What is being asked — Would you transcribe the listing that follows, character for character, and omit its images?

Records shown —
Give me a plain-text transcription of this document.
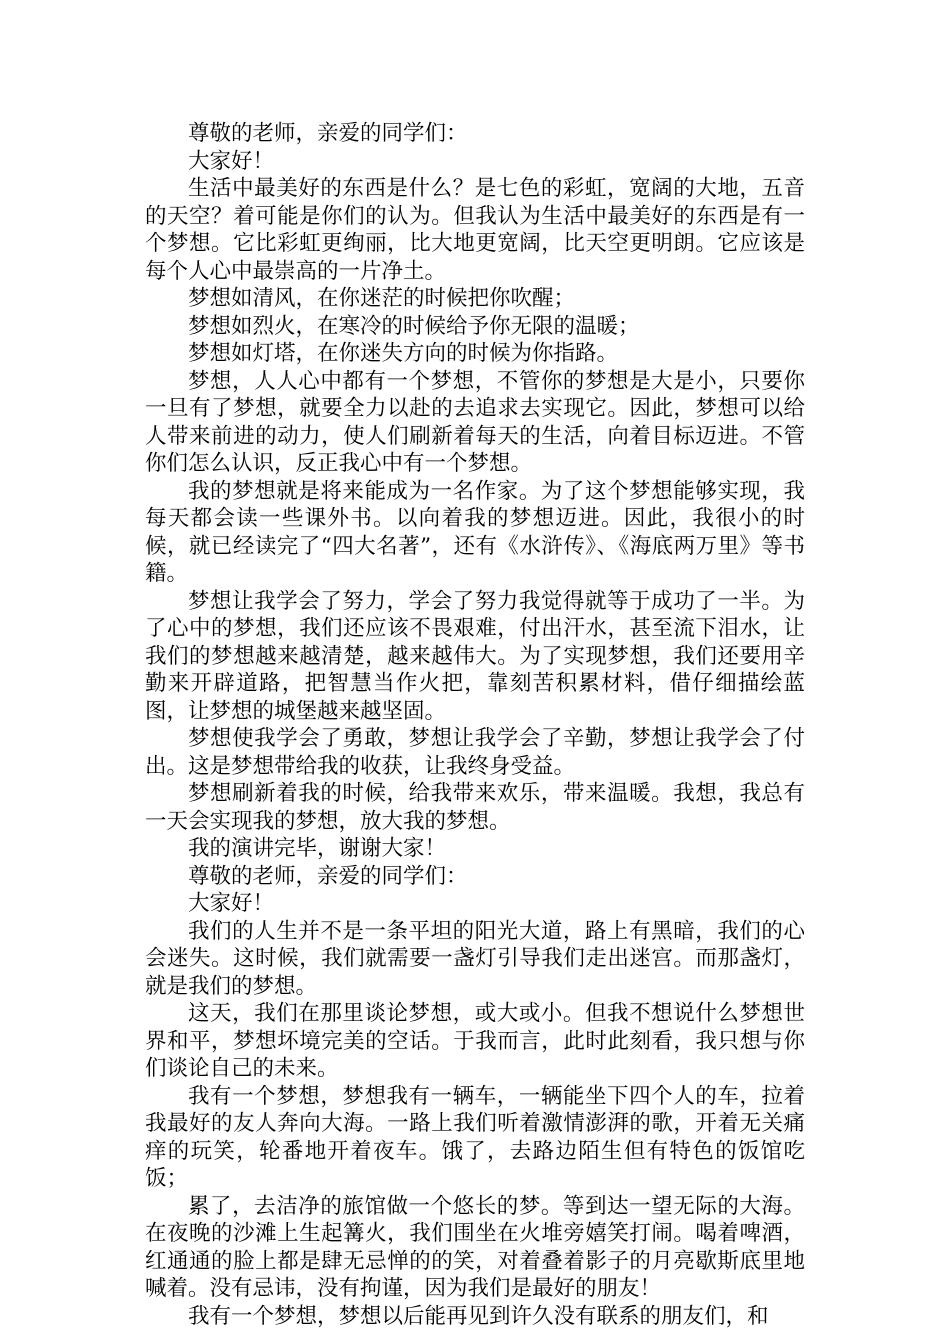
尊敬的老师，亲爱的同学们：

大家好！

生活中最美好的东西是什么？是七色的彩虹，宽阔的大地，五音的天空？着可能是你们的认为。但我认为生活中最美好的东西是有一个梦想。它比彩虹更绚丽，比大地更宽阔，比天空更明朗。它应该是每个人心中最崇高的一片净土。

梦想如清风，在你迷茫的时候把你吹醒；

梦想如烈火，在寒冷的时候给予你无限的温暖；

梦想如灯塔，在你迷失方向的时候为你指路。

梦想，人人心中都有一个梦想，不管你的梦想是大是小，只要你一旦有了梦想，就要全力以赴的去追求去实现它。因此，梦想可以给人带来前进的动力，使人们刷新着每天的生活，向着目标迈进。不管你们怎么认识，反正我心中有一个梦想。

我的梦想就是将来能成为一名作家。为了这个梦想能够实现，我每天都会读一些课外书。以向着我的梦想迈进。因此，我很小的时候，就已经读完了“四大名著”，还有《水浒传》、《海底两万里》等书籍。

梦想让我学会了努力，学会了努力我觉得就等于成功了一半。为了心中的梦想，我们还应该不畏艰难，付出汗水，甚至流下泪水，让我们的梦想越来越清楚，越来越伟大。为了实现梦想，我们还要用辛勤来开辟道路，把智慧当作火把，靠刻苦积累材料，借仔细描绘蓝图，让梦想的城堡越来越坚固。

梦想使我学会了勇敢，梦想让我学会了辛勤，梦想让我学会了付出。这是梦想带给我的收获，让我终身受益。

梦想刷新着我的时候，给我带来欢乐，带来温暖。我想，我总有一天会实现我的梦想，放大我的梦想。

我的演讲完毕，谢谢大家！

尊敬的老师，亲爱的同学们：

大家好！

我们的人生并不是一条平坦的阳光大道，路上有黑暗，我们的心会迷失。这时候，我们就需要一盏灯引导我们走出迷宫。而那盏灯，就是我们的梦想。

这天，我们在那里谈论梦想，或大或小。但我不想说什么梦想世界和平，梦想坏境完美的空话。于我而言，此时此刻看，我只想与你们谈论自己的未来。

我有一个梦想，梦想我有一辆车，一辆能坐下四个人的车，拉着我最好的友人奔向大海。一路上我们听着激情澎湃的歌，开着无关痛痒的玩笑，轮番地开着夜车。饿了，去路边陌生但有特色的饭馆吃饭；

累了，去洁净的旅馆做一个悠长的梦。等到达一望无际的大海。在夜晚的沙滩上生起篝火，我们围坐在火堆旁嬉笑打闹。喝着啤酒，红通通的脸上都是肆无忌惮的的笑，对着叠着影子的月亮歇斯底里地喊着。没有忌讳，没有拘谨，因为我们是最好的朋友！

我有一个梦想，梦想以后能再见到许久没有联系的朋友们，和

Solution to the exercise —
Give me a plain-text transcription of this document.
尊敬的老师，亲爱的同学们：

大家好！

生活中最美好的东西是什么？是七色的彩虹，宽阔的大地，五音的天空？着可能是你们的认为。但我认为生活中最美好的东西是有一个梦想。它比彩虹更绚丽，比大地更宽阔，比天空更明朗。它应该是每个人心中最崇高的一片净土。

梦想如清风，在你迷茫的时候把你吹醒；

梦想如烈火，在寒冷的时候给予你无限的温暖；

梦想如灯塔，在你迷失方向的时候为你指路。

梦想，人人心中都有一个梦想，不管你的梦想是大是小，只要你一旦有了梦想，就要全力以赴的去追求去实现它。因此，梦想可以给人带来前进的动力，使人们刷新着每天的生活，向着目标迈进。不管你们怎么认识，反正我心中有一个梦想。

我的梦想就是将来能成为一名作家。为了这个梦想能够实现，我每天都会读一些课外书。以向着我的梦想迈进。因此，我很小的时候，就已经读完了“四大名著”，还有《水浒传》、《海底两万里》等书籍。

梦想让我学会了努力，学会了努力我觉得就等于成功了一半。为了心中的梦想，我们还应该不畏艰难，付出汗水，甚至流下泪水，让我们的梦想越来越清楚，越来越伟大。为了实现梦想，我们还要用辛勤来开辟道路，把智慧当作火把，靠刻苦积累材料，借仔细描绘蓝图，让梦想的城堡越来越坚固。

梦想使我学会了勇敢，梦想让我学会了辛勤，梦想让我学会了付出。这是梦想带给我的收获，让我终身受益。

梦想刷新着我的时候，给我带来欢乐，带来温暖。我想，我总有一天会实现我的梦想，放大我的梦想。

我的演讲完毕，谢谢大家！

尊敬的老师，亲爱的同学们：

大家好！

我们的人生并不是一条平坦的阳光大道，路上有黑暗，我们的心会迷失。这时候，我们就需要一盏灯引导我们走出迷宫。而那盏灯，就是我们的梦想。

这天，我们在那里谈论梦想，或大或小。但我不想说什么梦想世界和平，梦想坏境完美的空话。于我而言，此时此刻看，我只想与你们谈论自己的未来。

我有一个梦想，梦想我有一辆车，一辆能坐下四个人的车，拉着我最好的友人奔向大海。一路上我们听着激情澎湃的歌，开着无关痛痒的玩笑，轮番地开着夜车。饿了，去路边陌生但有特色的饭馆吃饭；

累了，去洁净的旅馆做一个悠长的梦。等到达一望无际的大海。在夜晚的沙滩上生起篝火，我们围坐在火堆旁嬉笑打闹。喝着啤酒，红通通的脸上都是肆无忌惮的的笑，对着叠着影子的月亮歇斯底里地喊着。没有忌讳，没有拘谨，因为我们是最好的朋友！

我有一个梦想，梦想以后能再见到许久没有联系的朋友们，和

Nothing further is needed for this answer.